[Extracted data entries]
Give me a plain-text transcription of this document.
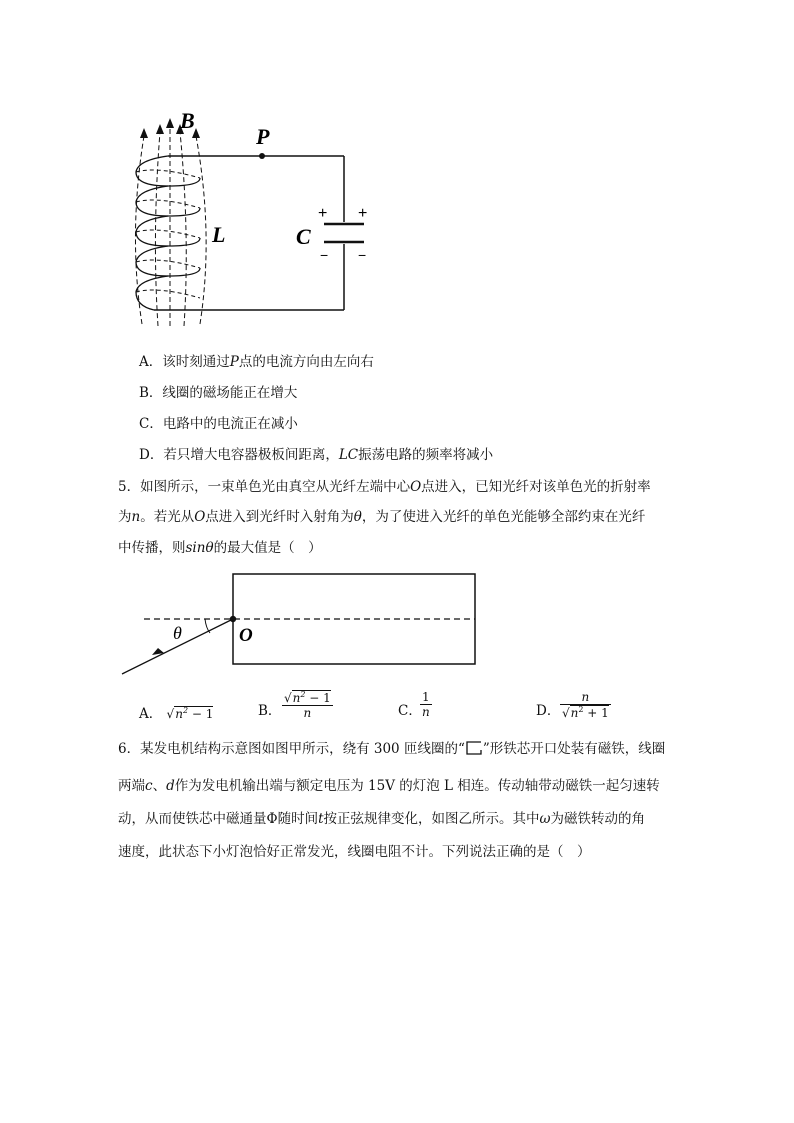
B
P
L	C
+ +
− −
A．该时刻通过P点的电流方向由左向右
B．线圈的磁场能正在增大
C．电路中的电流正在减小
D．若只增大电容器极板间距离，LC振荡电路的频率将减小
5．如图所示，一束单色光由真空从光纤左端中心O点进入，已知光纤对该单色光的折射率
为n。若光从O点进入到光纤时入射角为θ，为了使进入光纤的单色光能够全部约束在光纤
中传播，则sinθ的最大值是（　）
θ	O
A． $√n^2 - 1$	B． $\frac{√n^2 - 1}{n}$	C．
$\frac{1}{n}$	D． $\frac{n}{√n^2 + 1}$
6．某发电机结构示意图如图甲所示，绕有 300 匝线圈的“ ”形铁芯开口处装有磁铁，线圈
两端c、d作为发电机输出端与额定电压为 15V 的灯泡 L 相连。传动轴带动磁铁一起匀速转
动，从而使铁芯中磁通量Φ随时间t按正弦规律变化，如图乙所示。其中ω为磁铁转动的角
速度，此状态下小灯泡恰好正常发光，线圈电阻不计。下列说法正确的是（　）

_What you have to do_
Every record above should be written out again exactly; the pictures stay out of the copy.

_Solution for this problem_
Give me a plain-text transcription of this document.
B
P
L	C
+ +
− −
A．该时刻通过P点的电流方向由左向右
B．线圈的磁场能正在增大
C．电路中的电流正在减小
D．若只增大电容器极板间距离，LC振荡电路的频率将减小
5．如图所示，一束单色光由真空从光纤左端中心O点进入，已知光纤对该单色光的折射率
为n。若光从O点进入到光纤时入射角为θ，为了使进入光纤的单色光能够全部约束在光纤
中传播，则sinθ的最大值是（　）
θ	O
A． $√n^2 - 1$	B． $\frac{√n^2 - 1}{n}$	C．
$\frac{1}{n}$	D． $\frac{n}{√n^2 + 1}$
6．某发电机结构示意图如图甲所示，绕有 300 匝线圈的“ ”形铁芯开口处装有磁铁，线圈
两端c、d作为发电机输出端与额定电压为 15V 的灯泡 L 相连。传动轴带动磁铁一起匀速转
动，从而使铁芯中磁通量Φ随时间t按正弦规律变化，如图乙所示。其中ω为磁铁转动的角
速度，此状态下小灯泡恰好正常发光，线圈电阻不计。下列说法正确的是（　）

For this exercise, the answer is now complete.